--- Start ---
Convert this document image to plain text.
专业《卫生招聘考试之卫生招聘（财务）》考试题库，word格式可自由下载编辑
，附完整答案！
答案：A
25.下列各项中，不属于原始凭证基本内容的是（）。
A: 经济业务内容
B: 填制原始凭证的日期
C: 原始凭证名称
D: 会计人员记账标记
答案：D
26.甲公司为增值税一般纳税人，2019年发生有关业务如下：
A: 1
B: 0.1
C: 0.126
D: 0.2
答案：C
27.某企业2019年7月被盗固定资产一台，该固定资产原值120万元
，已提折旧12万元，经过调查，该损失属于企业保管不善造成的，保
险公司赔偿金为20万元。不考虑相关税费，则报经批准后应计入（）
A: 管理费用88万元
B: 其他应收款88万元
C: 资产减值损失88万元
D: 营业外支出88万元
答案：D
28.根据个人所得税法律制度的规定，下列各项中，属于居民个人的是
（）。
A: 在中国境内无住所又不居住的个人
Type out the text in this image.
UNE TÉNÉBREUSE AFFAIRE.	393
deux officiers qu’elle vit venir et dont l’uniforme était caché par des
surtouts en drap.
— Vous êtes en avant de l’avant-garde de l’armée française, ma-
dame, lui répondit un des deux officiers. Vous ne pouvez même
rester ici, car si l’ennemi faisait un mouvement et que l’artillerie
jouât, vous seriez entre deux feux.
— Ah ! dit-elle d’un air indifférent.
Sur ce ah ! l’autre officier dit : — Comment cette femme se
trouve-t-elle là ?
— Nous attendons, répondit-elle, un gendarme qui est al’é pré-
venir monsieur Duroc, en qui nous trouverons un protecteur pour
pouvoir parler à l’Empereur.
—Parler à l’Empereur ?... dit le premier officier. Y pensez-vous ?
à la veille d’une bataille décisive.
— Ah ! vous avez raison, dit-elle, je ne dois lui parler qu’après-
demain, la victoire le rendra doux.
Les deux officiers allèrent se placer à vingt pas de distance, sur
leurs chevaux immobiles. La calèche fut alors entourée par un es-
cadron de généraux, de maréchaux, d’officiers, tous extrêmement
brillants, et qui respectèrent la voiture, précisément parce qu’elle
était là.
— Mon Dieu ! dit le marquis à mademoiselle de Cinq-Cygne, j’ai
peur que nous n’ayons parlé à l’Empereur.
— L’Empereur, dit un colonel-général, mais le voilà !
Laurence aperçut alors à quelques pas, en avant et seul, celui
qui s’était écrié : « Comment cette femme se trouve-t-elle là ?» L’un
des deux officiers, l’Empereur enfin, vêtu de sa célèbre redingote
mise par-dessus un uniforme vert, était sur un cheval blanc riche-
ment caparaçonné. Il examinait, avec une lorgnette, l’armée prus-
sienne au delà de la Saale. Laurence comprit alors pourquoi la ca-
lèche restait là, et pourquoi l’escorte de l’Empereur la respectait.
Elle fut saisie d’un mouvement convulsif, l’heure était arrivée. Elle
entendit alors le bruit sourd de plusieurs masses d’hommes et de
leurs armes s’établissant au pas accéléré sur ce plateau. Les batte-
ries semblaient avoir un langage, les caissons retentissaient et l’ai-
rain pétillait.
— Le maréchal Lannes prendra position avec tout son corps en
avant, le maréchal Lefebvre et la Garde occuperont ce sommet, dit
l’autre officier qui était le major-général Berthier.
--- End ---
## Your goal
Word for word, quote all of the data above.

## Solution to this task
Convert this document image to plain text.
专业《卫生招聘考试之卫生招聘（财务）》考试题库，word格式可自由下载编辑
，附完整答案！
答案：A
25.下列各项中，不属于原始凭证基本内容的是（）。
A: 经济业务内容
B: 填制原始凭证的日期
C: 原始凭证名称
D: 会计人员记账标记
答案：D
26.甲公司为增值税一般纳税人，2019年发生有关业务如下：
A: 1
B: 0.1
C: 0.126
D: 0.2
答案：C
27.某企业2019年7月被盗固定资产一台，该固定资产原值120万元
，已提折旧12万元，经过调查，该损失属于企业保管不善造成的，保
险公司赔偿金为20万元。不考虑相关税费，则报经批准后应计入（）
A: 管理费用88万元
B: 其他应收款88万元
C: 资产减值损失88万元
D: 营业外支出88万元
答案：D
28.根据个人所得税法律制度的规定，下列各项中，属于居民个人的是
（）。
A: 在中国境内无住所又不居住的个人
Type out the text in this image.
UNE TÉNÉBREUSE AFFAIRE.	393
deux officiers qu’elle vit venir et dont l’uniforme était caché par des
surtouts en drap.
— Vous êtes en avant de l’avant-garde de l’armée française, ma-
dame, lui répondit un des deux officiers. Vous ne pouvez même
rester ici, car si l’ennemi faisait un mouvement et que l’artillerie
jouât, vous seriez entre deux feux.
— Ah ! dit-elle d’un air indifférent.
Sur ce ah ! l’autre officier dit : — Comment cette femme se
trouve-t-elle là ?
— Nous attendons, répondit-elle, un gendarme qui est al’é pré-
venir monsieur Duroc, en qui nous trouverons un protecteur pour
pouvoir parler à l’Empereur.
—Parler à l’Empereur ?... dit le premier officier. Y pensez-vous ?
à la veille d’une bataille décisive.
— Ah ! vous avez raison, dit-elle, je ne dois lui parler qu’après-
demain, la victoire le rendra doux.
Les deux officiers allèrent se placer à vingt pas de distance, sur
leurs chevaux immobiles. La calèche fut alors entourée par un es-
cadron de généraux, de maréchaux, d’officiers, tous extrêmement
brillants, et qui respectèrent la voiture, précisément parce qu’elle
était là.
— Mon Dieu ! dit le marquis à mademoiselle de Cinq-Cygne, j’ai
peur que nous n’ayons parlé à l’Empereur.
— L’Empereur, dit un colonel-général, mais le voilà !
Laurence aperçut alors à quelques pas, en avant et seul, celui
qui s’était écrié : « Comment cette femme se trouve-t-elle là ?» L’un
des deux officiers, l’Empereur enfin, vêtu de sa célèbre redingote
mise par-dessus un uniforme vert, était sur un cheval blanc riche-
ment caparaçonné. Il examinait, avec une lorgnette, l’armée prus-
sienne au delà de la Saale. Laurence comprit alors pourquoi la ca-
lèche restait là, et pourquoi l’escorte de l’Empereur la respectait.
Elle fut saisie d’un mouvement convulsif, l’heure était arrivée. Elle
entendit alors le bruit sourd de plusieurs masses d’hommes et de
leurs armes s’établissant au pas accéléré sur ce plateau. Les batte-
ries semblaient avoir un langage, les caissons retentissaient et l’ai-
rain pétillait.
— Le maréchal Lannes prendra position avec tout son corps en
avant, le maréchal Lefebvre et la Garde occuperont ce sommet, dit
l’autre officier qui était le major-général Berthier.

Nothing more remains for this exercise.